TASK GOAL —
Tally how many lines include "this". The number is the whole answer.

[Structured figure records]
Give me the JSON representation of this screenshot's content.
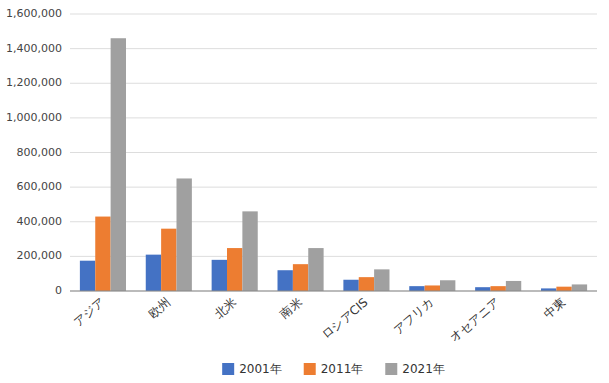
{
  "chart_data": {
    "type": "bar",
    "categories": [
      "アジア",
      "欧州",
      "北米",
      "南米",
      "ロシアCIS",
      "アフリカ",
      "オセアニア",
      "中東"
    ],
    "series": [
      {
        "name": "2001年",
        "color": "#4472c4",
        "values": [
          175000,
          210000,
          180000,
          120000,
          65000,
          28000,
          22000,
          15000
        ]
      },
      {
        "name": "2011年",
        "color": "#ed7d31",
        "values": [
          430000,
          360000,
          248000,
          155000,
          80000,
          32000,
          28000,
          25000
        ]
      },
      {
        "name": "2021年",
        "color": "#a0a0a0",
        "values": [
          1460000,
          650000,
          460000,
          248000,
          125000,
          62000,
          58000,
          38000
        ]
      }
    ],
    "ylim": [
      0,
      1600000
    ],
    "yticks": [
      0,
      {
        "value": 200000,
        "label": "200,000"
      },
      {
        "value": 400000,
        "label": "400,000"
      },
      {
        "value": 600000,
        "label": "600,000"
      },
      {
        "value": 800000,
        "label": "800,000"
      },
      {
        "value": 1000000,
        "label": "1,000,000"
      },
      {
        "value": 1200000,
        "label": "1,200,000"
      },
      {
        "value": 1400000,
        "label": "1,400,000"
      },
      {
        "value": 1600000,
        "label": "1,600,000"
      }
    ],
    "grid": true,
    "legend": "bottom"
  }
}
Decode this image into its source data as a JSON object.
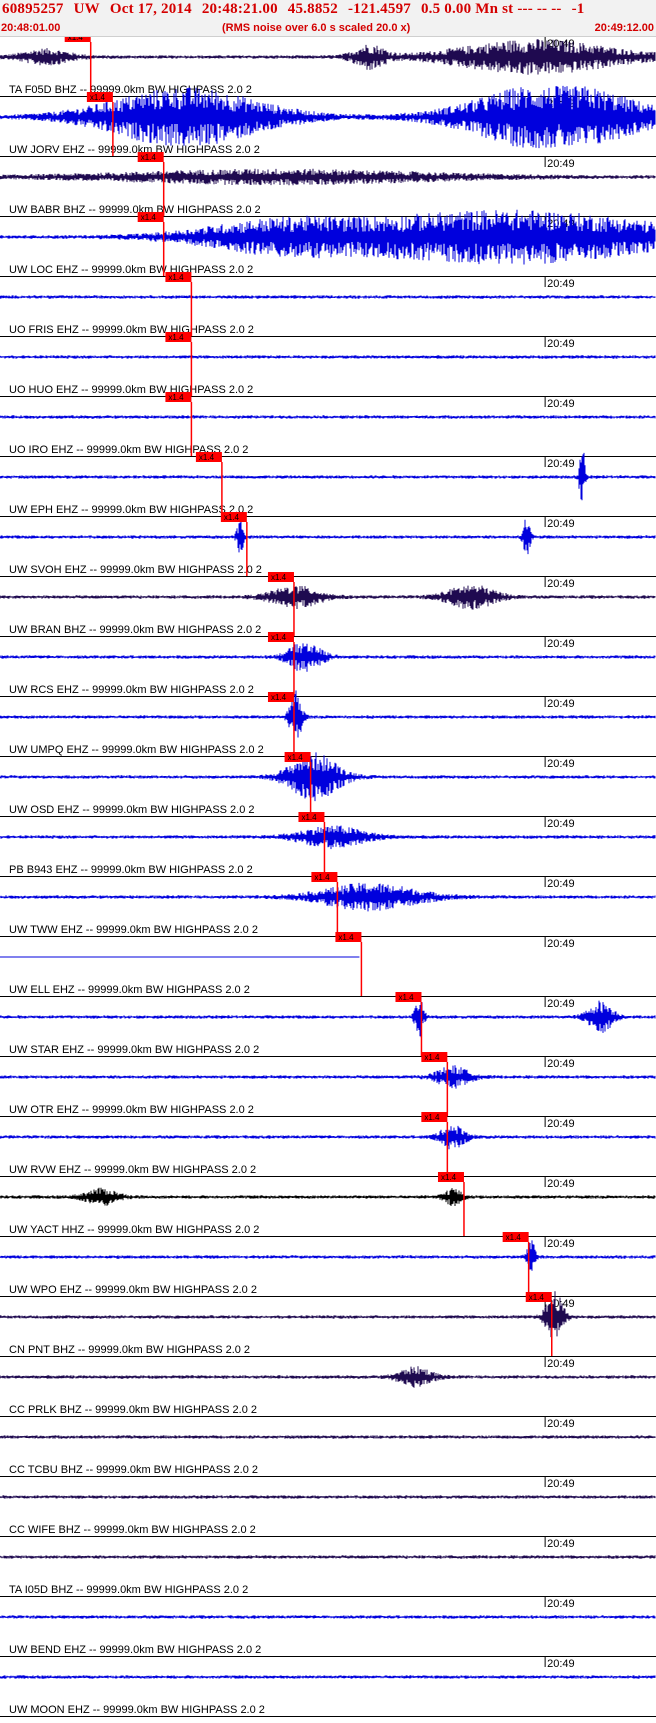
{
  "header": {
    "event_id": "60895257",
    "network": "UW",
    "date": "Oct 17, 2014",
    "time": "20:48:21.00",
    "latitude": "45.8852",
    "longitude": "-121.4597",
    "depth_mag": "0.5 0.00 Mn st --- -- --",
    "suffix": "-1",
    "start_time": "20:48:01.00",
    "noise_note": "(RMS noise over 6.0 s scaled 20.0 x)",
    "end_time": "20:49:12.00"
  },
  "minute_label": "20:49",
  "pick_label": "x1.4",
  "colors": {
    "header_text": "#d40000",
    "trace_blue": "#0000dd",
    "trace_dark": "#1f0a50",
    "trace_black": "#000000",
    "pick_red": "#ff0000"
  },
  "traces": [
    {
      "label": "TA F05D BHZ -- 99999.0km BW  HIGHPASS  2.0  2",
      "color": "dark",
      "pick_s": 9.6,
      "bursts": [
        [
          5,
          3,
          1.4
        ],
        [
          40,
          2,
          2.2
        ],
        [
          58,
          10,
          3.2
        ]
      ]
    },
    {
      "label": "UW JORV EHZ -- 99999.0km BW  HIGHPASS  2.0  2",
      "color": "blue",
      "pick_s": 12.0,
      "bursts": [
        [
          20,
          10,
          5.5
        ],
        [
          60,
          10,
          6.5
        ]
      ]
    },
    {
      "label": "UW BABR BHZ -- 99999.0km BW  HIGHPASS  2.0  2",
      "color": "dark",
      "pick_s": 17.5,
      "bursts": [
        [
          30,
          20,
          1.3
        ]
      ]
    },
    {
      "label": "UW LOC EHZ -- 99999.0km BW  HIGHPASS  2.0  2",
      "color": "blue",
      "pick_s": 17.5,
      "bursts": [
        [
          55,
          20,
          5
        ],
        [
          30,
          10,
          2.5
        ]
      ]
    },
    {
      "label": "UO FRIS EHZ -- 99999.0km BW  HIGHPASS  2.0  2",
      "color": "blue",
      "pick_s": 20.5,
      "bursts": []
    },
    {
      "label": "UO HUO EHZ -- 99999.0km BW  HIGHPASS  2.0  2",
      "color": "blue",
      "pick_s": 20.5,
      "bursts": []
    },
    {
      "label": "UO IRO EHZ -- 99999.0km BW  HIGHPASS  2.0  2",
      "color": "blue",
      "pick_s": 20.5,
      "bursts": []
    },
    {
      "label": "UW EPH EHZ -- 99999.0km BW  HIGHPASS  2.0  2",
      "color": "blue",
      "pick_s": 23.8,
      "bursts": [
        [
          63,
          0.2,
          7
        ]
      ]
    },
    {
      "label": "UW SVOH EHZ -- 99999.0km BW  HIGHPASS  2.0  2",
      "color": "blue",
      "pick_s": 26.5,
      "bursts": [
        [
          26,
          0.4,
          3.5
        ],
        [
          57,
          0.4,
          4
        ]
      ]
    },
    {
      "label": "UW BRAN BHZ -- 99999.0km BW  HIGHPASS  2.0  2",
      "color": "dark",
      "pick_s": 31.6,
      "bursts": [
        [
          32,
          3,
          2
        ],
        [
          51,
          3,
          2.2
        ]
      ]
    },
    {
      "label": "UW RCS EHZ -- 99999.0km BW  HIGHPASS  2.0  2",
      "color": "blue",
      "pick_s": 31.6,
      "bursts": [
        [
          33,
          2,
          2.8
        ]
      ]
    },
    {
      "label": "UW UMPQ EHZ -- 99999.0km BW  HIGHPASS  2.0  2",
      "color": "blue",
      "pick_s": 31.6,
      "bursts": [
        [
          32,
          0.7,
          5
        ]
      ]
    },
    {
      "label": "UW OSD EHZ -- 99999.0km BW  HIGHPASS  2.0  2",
      "color": "blue",
      "pick_s": 33.4,
      "bursts": [
        [
          34,
          3,
          4.5
        ]
      ]
    },
    {
      "label": "PB B943 EHZ -- 99999.0km BW  HIGHPASS  2.0  2",
      "color": "blue",
      "pick_s": 34.9,
      "bursts": [
        [
          36,
          4,
          2
        ]
      ]
    },
    {
      "label": "UW TWW EHZ -- 99999.0km BW  HIGHPASS  2.0  2",
      "color": "blue",
      "pick_s": 36.3,
      "bursts": [
        [
          40,
          6,
          2.5
        ]
      ]
    },
    {
      "label": "UW ELL EHZ -- 99999.0km BW  HIGHPASS  2.0  2",
      "color": "blue",
      "pick_s": 38.9,
      "bursts": [],
      "flat": true
    },
    {
      "label": "UW STAR EHZ -- 99999.0km BW  HIGHPASS  2.0  2",
      "color": "blue",
      "pick_s": 45.4,
      "bursts": [
        [
          45.4,
          0.5,
          4
        ],
        [
          65,
          1.5,
          3
        ]
      ]
    },
    {
      "label": "UW OTR EHZ -- 99999.0km BW  HIGHPASS  2.0  2",
      "color": "blue",
      "pick_s": 48.2,
      "bursts": [
        [
          49,
          2,
          2
        ]
      ]
    },
    {
      "label": "UW RVW EHZ -- 99999.0km BW  HIGHPASS  2.0  2",
      "color": "blue",
      "pick_s": 48.2,
      "bursts": [
        [
          49,
          1.5,
          2.2
        ]
      ]
    },
    {
      "label": "UW YACT HHZ -- 99999.0km BW  HIGHPASS  2.0  2",
      "color": "black",
      "pick_s": 50.0,
      "bursts": [
        [
          11,
          2,
          1.5
        ],
        [
          49,
          1,
          1.6
        ]
      ]
    },
    {
      "label": "UW WPO EHZ -- 99999.0km BW  HIGHPASS  2.0  2",
      "color": "blue",
      "pick_s": 57.0,
      "bursts": [
        [
          57.5,
          0.5,
          3
        ]
      ]
    },
    {
      "label": "CN PNT BHZ -- 99999.0km BW  HIGHPASS  2.0  2",
      "color": "dark",
      "pick_s": 59.5,
      "bursts": [
        [
          60,
          1,
          5
        ]
      ]
    },
    {
      "label": "CC PRLK BHZ -- 99999.0km BW  HIGHPASS  2.0  2",
      "color": "dark",
      "bursts": [
        [
          45,
          2,
          1.8
        ]
      ]
    },
    {
      "label": "CC TCBU BHZ -- 99999.0km BW  HIGHPASS  2.0  2",
      "color": "dark",
      "bursts": []
    },
    {
      "label": "CC WIFE BHZ -- 99999.0km BW  HIGHPASS  2.0  2",
      "color": "dark",
      "bursts": []
    },
    {
      "label": "TA I05D BHZ -- 99999.0km BW  HIGHPASS  2.0  2",
      "color": "dark",
      "bursts": []
    },
    {
      "label": "UW BEND EHZ -- 99999.0km BW  HIGHPASS  2.0  2",
      "color": "blue",
      "bursts": []
    },
    {
      "label": "UW MOON EHZ -- 99999.0km BW  HIGHPASS  2.0  2",
      "color": "blue",
      "bursts": []
    }
  ]
}
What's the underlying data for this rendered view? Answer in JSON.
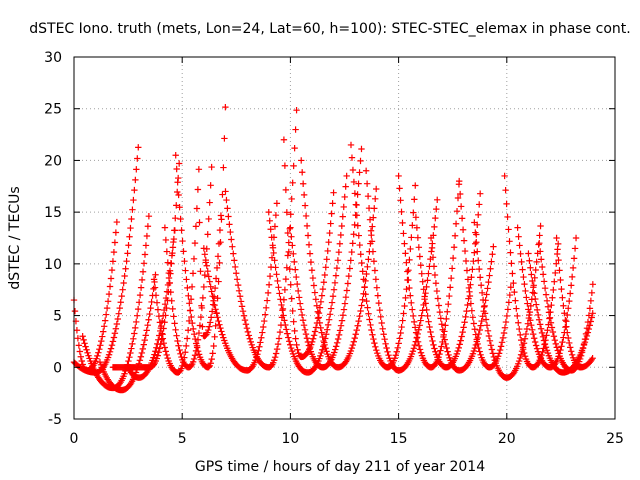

TASK ANSWER —
3